[Request]: Without including any pictures, write out the listing below exactly.

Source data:

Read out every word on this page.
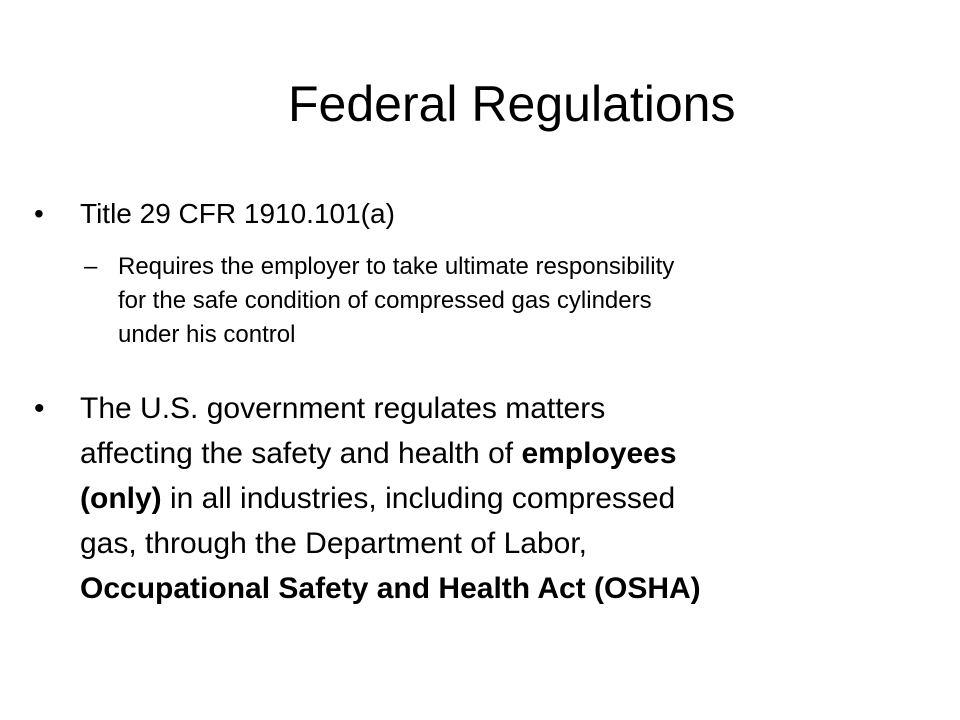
Federal Regulations
•	Title 29 CFR 1910.101(a)
– Requires the employer to take ultimate responsibility
for the safe condition of compressed gas cylinders
under his control
•	The U.S. government regulates matters
affecting the safety and health of employees
(only) in all industries, including compressed
gas, through the Department of Labor,
Occupational Safety and Health Act (OSHA)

[Answer to this task]:
Read out every word on this page.
Federal Regulations
•	Title 29 CFR 1910.101(a)
– Requires the employer to take ultimate responsibility
for the safe condition of compressed gas cylinders
under his control
•	The U.S. government regulates matters
affecting the safety and health of employees
(only) in all industries, including compressed
gas, through the Department of Labor,
Occupational Safety and Health Act (OSHA)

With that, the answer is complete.